* Given problem
Extract all of the entries and set them down verbatim.

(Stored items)
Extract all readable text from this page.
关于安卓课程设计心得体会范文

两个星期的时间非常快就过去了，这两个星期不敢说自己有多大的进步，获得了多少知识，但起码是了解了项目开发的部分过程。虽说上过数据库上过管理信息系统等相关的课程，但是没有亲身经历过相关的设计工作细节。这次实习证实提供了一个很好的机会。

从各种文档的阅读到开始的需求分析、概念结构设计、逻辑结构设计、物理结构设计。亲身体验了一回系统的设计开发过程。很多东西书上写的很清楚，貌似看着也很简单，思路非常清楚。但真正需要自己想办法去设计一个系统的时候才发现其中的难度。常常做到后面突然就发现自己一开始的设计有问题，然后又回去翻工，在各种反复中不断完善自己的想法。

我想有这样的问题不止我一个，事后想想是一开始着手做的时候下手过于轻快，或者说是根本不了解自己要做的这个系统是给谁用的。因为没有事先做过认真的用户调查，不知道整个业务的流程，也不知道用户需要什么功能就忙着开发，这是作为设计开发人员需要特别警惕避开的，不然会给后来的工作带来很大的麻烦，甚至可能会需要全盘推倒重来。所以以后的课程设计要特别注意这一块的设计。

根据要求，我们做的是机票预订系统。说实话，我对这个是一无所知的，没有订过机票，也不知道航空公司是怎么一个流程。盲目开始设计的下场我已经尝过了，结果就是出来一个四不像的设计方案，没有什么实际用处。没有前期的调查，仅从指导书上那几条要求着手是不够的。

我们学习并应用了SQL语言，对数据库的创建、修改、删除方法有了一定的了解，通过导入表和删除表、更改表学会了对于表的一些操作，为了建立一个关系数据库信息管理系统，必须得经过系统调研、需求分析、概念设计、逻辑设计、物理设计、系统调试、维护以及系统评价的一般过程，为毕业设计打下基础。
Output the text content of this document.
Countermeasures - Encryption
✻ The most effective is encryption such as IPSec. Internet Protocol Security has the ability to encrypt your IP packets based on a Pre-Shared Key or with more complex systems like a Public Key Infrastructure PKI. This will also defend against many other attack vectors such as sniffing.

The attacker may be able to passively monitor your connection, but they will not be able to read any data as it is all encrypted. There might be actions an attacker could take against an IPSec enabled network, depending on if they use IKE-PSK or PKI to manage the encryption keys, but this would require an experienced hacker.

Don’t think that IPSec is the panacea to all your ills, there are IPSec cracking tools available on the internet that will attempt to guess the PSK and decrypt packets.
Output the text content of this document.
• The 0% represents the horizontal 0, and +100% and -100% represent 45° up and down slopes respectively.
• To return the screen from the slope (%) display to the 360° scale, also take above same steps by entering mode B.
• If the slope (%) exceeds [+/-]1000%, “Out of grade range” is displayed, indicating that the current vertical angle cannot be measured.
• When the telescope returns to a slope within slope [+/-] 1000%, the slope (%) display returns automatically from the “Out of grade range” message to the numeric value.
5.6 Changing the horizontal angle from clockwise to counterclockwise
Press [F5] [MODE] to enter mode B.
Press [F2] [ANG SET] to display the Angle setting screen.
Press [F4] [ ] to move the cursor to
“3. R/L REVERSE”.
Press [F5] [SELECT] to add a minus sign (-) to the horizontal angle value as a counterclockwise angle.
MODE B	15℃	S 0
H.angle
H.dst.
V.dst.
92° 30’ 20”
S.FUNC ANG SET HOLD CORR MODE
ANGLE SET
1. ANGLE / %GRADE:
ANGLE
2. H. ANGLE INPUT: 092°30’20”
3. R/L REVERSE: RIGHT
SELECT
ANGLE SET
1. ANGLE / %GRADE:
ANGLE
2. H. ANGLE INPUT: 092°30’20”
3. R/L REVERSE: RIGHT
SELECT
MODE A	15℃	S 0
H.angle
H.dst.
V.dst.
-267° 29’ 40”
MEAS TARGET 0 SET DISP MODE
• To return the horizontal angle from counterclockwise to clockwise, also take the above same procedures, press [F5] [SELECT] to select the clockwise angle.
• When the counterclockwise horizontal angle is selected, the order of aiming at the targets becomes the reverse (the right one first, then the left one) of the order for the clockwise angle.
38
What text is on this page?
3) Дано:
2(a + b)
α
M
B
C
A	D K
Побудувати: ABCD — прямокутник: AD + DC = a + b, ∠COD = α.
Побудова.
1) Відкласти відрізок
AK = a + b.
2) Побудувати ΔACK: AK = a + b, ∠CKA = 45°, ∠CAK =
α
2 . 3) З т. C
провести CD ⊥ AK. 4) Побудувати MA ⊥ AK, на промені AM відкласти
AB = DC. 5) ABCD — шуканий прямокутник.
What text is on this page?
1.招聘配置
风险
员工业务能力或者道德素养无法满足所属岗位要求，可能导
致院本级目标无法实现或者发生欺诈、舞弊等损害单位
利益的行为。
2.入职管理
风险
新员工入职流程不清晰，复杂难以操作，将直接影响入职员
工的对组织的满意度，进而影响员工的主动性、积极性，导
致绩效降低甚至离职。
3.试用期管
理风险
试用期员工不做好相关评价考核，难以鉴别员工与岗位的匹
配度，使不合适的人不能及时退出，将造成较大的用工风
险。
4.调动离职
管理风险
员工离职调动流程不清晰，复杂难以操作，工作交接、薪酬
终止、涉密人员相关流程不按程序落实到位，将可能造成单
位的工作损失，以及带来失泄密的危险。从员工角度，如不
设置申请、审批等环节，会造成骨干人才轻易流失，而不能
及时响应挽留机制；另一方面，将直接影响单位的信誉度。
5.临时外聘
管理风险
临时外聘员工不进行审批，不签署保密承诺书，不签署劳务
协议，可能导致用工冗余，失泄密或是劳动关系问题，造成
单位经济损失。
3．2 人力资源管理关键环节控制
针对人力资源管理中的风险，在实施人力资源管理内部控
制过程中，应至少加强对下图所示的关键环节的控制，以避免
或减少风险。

* Answer to the exercise
Extract all readable text from this page.
关于安卓课程设计心得体会范文

两个星期的时间非常快就过去了，这两个星期不敢说自己有多大的进步，获得了多少知识，但起码是了解了项目开发的部分过程。虽说上过数据库上过管理信息系统等相关的课程，但是没有亲身经历过相关的设计工作细节。这次实习证实提供了一个很好的机会。

从各种文档的阅读到开始的需求分析、概念结构设计、逻辑结构设计、物理结构设计。亲身体验了一回系统的设计开发过程。很多东西书上写的很清楚，貌似看着也很简单，思路非常清楚。但真正需要自己想办法去设计一个系统的时候才发现其中的难度。常常做到后面突然就发现自己一开始的设计有问题，然后又回去翻工，在各种反复中不断完善自己的想法。

我想有这样的问题不止我一个，事后想想是一开始着手做的时候下手过于轻快，或者说是根本不了解自己要做的这个系统是给谁用的。因为没有事先做过认真的用户调查，不知道整个业务的流程，也不知道用户需要什么功能就忙着开发，这是作为设计开发人员需要特别警惕避开的，不然会给后来的工作带来很大的麻烦，甚至可能会需要全盘推倒重来。所以以后的课程设计要特别注意这一块的设计。

根据要求，我们做的是机票预订系统。说实话，我对这个是一无所知的，没有订过机票，也不知道航空公司是怎么一个流程。盲目开始设计的下场我已经尝过了，结果就是出来一个四不像的设计方案，没有什么实际用处。没有前期的调查，仅从指导书上那几条要求着手是不够的。

我们学习并应用了SQL语言，对数据库的创建、修改、删除方法有了一定的了解，通过导入表和删除表、更改表学会了对于表的一些操作，为了建立一个关系数据库信息管理系统，必须得经过系统调研、需求分析、概念设计、逻辑设计、物理设计、系统调试、维护以及系统评价的一般过程，为毕业设计打下基础。
Output the text content of this document.
Countermeasures - Encryption
✻ The most effective is encryption such as IPSec. Internet Protocol Security has the ability to encrypt your IP packets based on a Pre-Shared Key or with more complex systems like a Public Key Infrastructure PKI. This will also defend against many other attack vectors such as sniffing.

The attacker may be able to passively monitor your connection, but they will not be able to read any data as it is all encrypted. There might be actions an attacker could take against an IPSec enabled network, depending on if they use IKE-PSK or PKI to manage the encryption keys, but this would require an experienced hacker.

Don’t think that IPSec is the panacea to all your ills, there are IPSec cracking tools available on the internet that will attempt to guess the PSK and decrypt packets.
Output the text content of this document.
• The 0% represents the horizontal 0, and +100% and -100% represent 45° up and down slopes respectively.
• To return the screen from the slope (%) display to the 360° scale, also take above same steps by entering mode B.
• If the slope (%) exceeds [+/-]1000%, “Out of grade range” is displayed, indicating that the current vertical angle cannot be measured.
• When the telescope returns to a slope within slope [+/-] 1000%, the slope (%) display returns automatically from the “Out of grade range” message to the numeric value.
5.6 Changing the horizontal angle from clockwise to counterclockwise
Press [F5] [MODE] to enter mode B.
Press [F2] [ANG SET] to display the Angle setting screen.
Press [F4] [ ] to move the cursor to
“3. R/L REVERSE”.
Press [F5] [SELECT] to add a minus sign (-) to the horizontal angle value as a counterclockwise angle.
MODE B	15℃	S 0
H.angle
H.dst.
V.dst.
92° 30’ 20”
S.FUNC ANG SET HOLD CORR MODE
ANGLE SET
1. ANGLE / %GRADE:
ANGLE
2. H. ANGLE INPUT: 092°30’20”
3. R/L REVERSE: RIGHT
SELECT
ANGLE SET
1. ANGLE / %GRADE:
ANGLE
2. H. ANGLE INPUT: 092°30’20”
3. R/L REVERSE: RIGHT
SELECT
MODE A	15℃	S 0
H.angle
H.dst.
V.dst.
-267° 29’ 40”
MEAS TARGET 0 SET DISP MODE
• To return the horizontal angle from counterclockwise to clockwise, also take the above same procedures, press [F5] [SELECT] to select the clockwise angle.
• When the counterclockwise horizontal angle is selected, the order of aiming at the targets becomes the reverse (the right one first, then the left one) of the order for the clockwise angle.
38
What text is on this page?
3) Дано:
2(a + b)
α
M
B
C
A	D K
Побудувати: ABCD — прямокутник: AD + DC = a + b, ∠COD = α.
Побудова.
1) Відкласти відрізок
AK = a + b.
2) Побудувати ΔACK: AK = a + b, ∠CKA = 45°, ∠CAK =
α
2 . 3) З т. C
провести CD ⊥ AK. 4) Побудувати MA ⊥ AK, на промені AM відкласти
AB = DC. 5) ABCD — шуканий прямокутник.
What text is on this page?
1.招聘配置
风险
员工业务能力或者道德素养无法满足所属岗位要求，可能导
致院本级目标无法实现或者发生欺诈、舞弊等损害单位
利益的行为。
2.入职管理
风险
新员工入职流程不清晰，复杂难以操作，将直接影响入职员
工的对组织的满意度，进而影响员工的主动性、积极性，导
致绩效降低甚至离职。
3.试用期管
理风险
试用期员工不做好相关评价考核，难以鉴别员工与岗位的匹
配度，使不合适的人不能及时退出，将造成较大的用工风
险。
4.调动离职
管理风险
员工离职调动流程不清晰，复杂难以操作，工作交接、薪酬
终止、涉密人员相关流程不按程序落实到位，将可能造成单
位的工作损失，以及带来失泄密的危险。从员工角度，如不
设置申请、审批等环节，会造成骨干人才轻易流失，而不能
及时响应挽留机制；另一方面，将直接影响单位的信誉度。
5.临时外聘
管理风险
临时外聘员工不进行审批，不签署保密承诺书，不签署劳务
协议，可能导致用工冗余，失泄密或是劳动关系问题，造成
单位经济损失。
3．2 人力资源管理关键环节控制
针对人力资源管理中的风险，在实施人力资源管理内部控
制过程中，应至少加强对下图所示的关键环节的控制，以避免
或减少风险。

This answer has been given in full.